> _TO DO_:
1. In the thread about gift-giving cycles in a class, list each step of the method the answer gives for choosing a random permutation.
2. Echo the part of the gift-cycle thread starting with "It seems like" and going on through "present to someone.".
3. Carry on the thread about expected gift-giving cycles, continuing after its final sentence.

> _EXTRACT_:
++++++++++++++++++++

Expected value of circles in case of Christmas gifting in a class Let's suppose there is a class of n children, where everyone gives a present to somebody, and it is possible to give a gift to yourself. During the event, the first child stands up, and passes his or her present to somebody, who is then the next one to give. If the person getting the gift already gave away his/her gift there is a circle, and someone who still hasn't given is the next to give. I am wondering about the expected number of such circles.
To be more specific, let us have a permutation of n different elements, and generate a random permutation of the same elements. We write these two permutations under one another, and start from the first permutation's first element. We go to the element that is under this one (the first from the second permutation), and we search it in the first permutation. Then we go to the element under this one, and search that element too. When we get to the starting element, that is one circle, and then we start again from the first unvisited element of the first permutation.
It seems like the expected value is the sum of 1 / k, where k goes from 1 to n. (I got this idea when I was learning about the cycle crossover operator in genetic algorithms, it is the same procedure.)
 A: You are correct, the average number of cycles of a random permutation of $n$ elements is $1+\frac12+\dots+\frac1n$. 
Consider this method for choosing a random permutation. Number the people $1$ to $n$. Have person 1 give a gift to a random person. Next, the receiver of that gift randomly gives a present to one of the $n-1$ people who hasn't received a gift, and so on. This continues until a cycle is completed by someone giving a present to person 1. Then, a new cycle is begun by the smallest index person without a gift randomly giving a present to someone.
At the $i^\text{th}$ step, the current person will have $n-i+1$ people they can give a present to, and exactly one of these people leads to the creation of a new cycle. For example, the first person creates a cycle if they give a gift to themself, which happens with probability $\frac1n$. Therefore, the probability that the $i^\text{th}$ person creates a cycle is $\frac1{n-i+1}$, so the expected number of cycles is $\sum_{i=1}^n \frac1{n-i+1}=\sum_{i=1}^n\frac1i$.

++++++++++++++++++++

> _DATA EXTRACT_:
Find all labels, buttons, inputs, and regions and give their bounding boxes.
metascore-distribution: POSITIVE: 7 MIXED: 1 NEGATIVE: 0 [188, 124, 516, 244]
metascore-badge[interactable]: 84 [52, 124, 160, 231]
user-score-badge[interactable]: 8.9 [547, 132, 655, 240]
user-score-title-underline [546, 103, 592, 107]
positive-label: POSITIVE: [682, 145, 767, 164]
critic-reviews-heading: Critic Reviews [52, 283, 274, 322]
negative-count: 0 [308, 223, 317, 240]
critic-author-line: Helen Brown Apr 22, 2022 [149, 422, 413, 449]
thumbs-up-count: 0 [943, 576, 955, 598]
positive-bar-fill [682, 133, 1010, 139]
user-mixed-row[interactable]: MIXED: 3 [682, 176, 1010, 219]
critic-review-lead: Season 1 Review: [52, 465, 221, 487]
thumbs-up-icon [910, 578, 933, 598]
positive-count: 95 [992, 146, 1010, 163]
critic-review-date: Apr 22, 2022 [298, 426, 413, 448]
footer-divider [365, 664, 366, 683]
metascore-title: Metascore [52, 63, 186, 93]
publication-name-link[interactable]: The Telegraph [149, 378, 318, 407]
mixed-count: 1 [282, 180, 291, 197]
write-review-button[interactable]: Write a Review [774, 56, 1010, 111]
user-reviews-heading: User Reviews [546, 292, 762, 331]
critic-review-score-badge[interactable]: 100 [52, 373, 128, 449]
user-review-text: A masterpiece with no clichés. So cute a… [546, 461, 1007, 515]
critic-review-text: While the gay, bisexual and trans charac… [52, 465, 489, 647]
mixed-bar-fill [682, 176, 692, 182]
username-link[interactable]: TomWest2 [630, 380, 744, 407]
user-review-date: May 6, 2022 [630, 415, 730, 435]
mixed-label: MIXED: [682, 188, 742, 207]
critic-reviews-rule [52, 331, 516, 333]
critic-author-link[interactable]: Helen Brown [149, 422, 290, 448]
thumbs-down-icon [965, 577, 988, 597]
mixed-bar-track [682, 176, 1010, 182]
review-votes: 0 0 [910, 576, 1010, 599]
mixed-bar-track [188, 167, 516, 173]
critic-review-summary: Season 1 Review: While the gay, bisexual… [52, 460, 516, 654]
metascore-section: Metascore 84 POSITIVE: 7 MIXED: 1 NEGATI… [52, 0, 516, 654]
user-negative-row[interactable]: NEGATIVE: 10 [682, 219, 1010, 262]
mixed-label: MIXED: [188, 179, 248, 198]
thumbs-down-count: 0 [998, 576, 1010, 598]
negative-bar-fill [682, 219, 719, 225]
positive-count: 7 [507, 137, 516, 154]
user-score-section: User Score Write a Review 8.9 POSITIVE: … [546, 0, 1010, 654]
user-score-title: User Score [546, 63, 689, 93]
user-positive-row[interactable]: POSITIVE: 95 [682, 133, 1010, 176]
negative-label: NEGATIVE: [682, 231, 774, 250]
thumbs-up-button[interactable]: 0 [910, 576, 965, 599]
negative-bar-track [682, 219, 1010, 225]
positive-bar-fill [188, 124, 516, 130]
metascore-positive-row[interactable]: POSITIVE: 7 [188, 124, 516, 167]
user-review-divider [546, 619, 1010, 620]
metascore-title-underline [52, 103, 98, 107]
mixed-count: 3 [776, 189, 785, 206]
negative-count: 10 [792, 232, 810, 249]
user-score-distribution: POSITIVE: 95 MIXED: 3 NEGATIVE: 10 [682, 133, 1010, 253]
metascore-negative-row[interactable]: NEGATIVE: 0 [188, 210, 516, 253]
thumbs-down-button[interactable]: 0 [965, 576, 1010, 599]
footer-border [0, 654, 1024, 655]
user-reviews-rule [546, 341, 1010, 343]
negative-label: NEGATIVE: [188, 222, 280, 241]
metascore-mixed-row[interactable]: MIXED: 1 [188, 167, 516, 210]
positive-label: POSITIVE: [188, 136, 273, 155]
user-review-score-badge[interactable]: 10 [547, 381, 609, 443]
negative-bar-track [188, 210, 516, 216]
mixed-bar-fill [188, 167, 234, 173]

++++++++++++++++++++

> _NUMBERED ANSWERS_:
1.
- Number the people 1 to n.
- Person 1 gives a gift to a random person.
- The receiver of that gift randomly gives a present to one of the n-1 people who haven't received a gift, and so on.
- This continues until someone completes a cycle by giving a present to person 1.
- The person with the smallest index who has no gift begins a new cycle by randomly giving a present to someone.

2.
It seems like the expected value is the sum of 1 / k, where k goes from 1 to n. (I got this idea when I was learning about the cycle crossover operator in genetic algorithms, it is the same procedure.)
 A: You are correct, the average number of cycles of a random permutation of $n$ elements is $1+\frac12+\dots+\frac1n$. 
Consider this method for choosing a random permutation. Number the people $1$ to $n$. Have person 1 give a gift to a random person. Next, the receiver of that gift randomly gives a present to one of the $n-1$ people who hasn't received a gift, and so on. This continues until a cycle is completed by someone giving a present to person 1. Then, a new cycle is begun by the smallest index person without a gift randomly giving a present to someone.

3.
A: Another way to see that the average number of cycles is $1 + \frac12 + \dots + \frac1n$ is to prove something stronger: the average number of cycles of length $k$ is $\frac1k$. 
To see this, we first count the possible cycles of length $k$. There are $\binom nk \cdot (k-1)!$ ways to choose a cycle: we choose $k$ elements out of $n$, and then arrange them cyclically in $(k-1)!$ ways. (That is, we can write the elements down in $k!$ orders, and if we say that each element goes to the next and then the $k^{\text{th}}$ goes back to the first, then there are $k$ different orders that represent each cycle.)
Then we multiply $\binom nk \cdot (k-1)!$, the number of cycles, by the probability that each shows up in a random permutation. This is $\frac1n \cdot \frac1{n-1} \cdot \dots \cdot \frac1{n-k+1}$: the probabilities that each element is mapped to the right next element, multiplied together. Simplifying $$\binom nk \cdot (k-1)! \cdot \frac1n \cdot \frac1{n-1} \cdot \dots \cdot \frac1{n-k+1} = \frac{n!}{k!(n-k)!} \cdot (k-1)! \cdot \frac{(n-k)!}{n!}$$ gives $\frac1k$.
In particular:


*

*for $k=1$, we conclude that the average number of fixed points in a random permutation is $\frac1k = 1$.

*for $k > \frac n2$, there can be only one cycle of length $k$, so $\frac1k$ is the probability that there is a cycle of length $k$.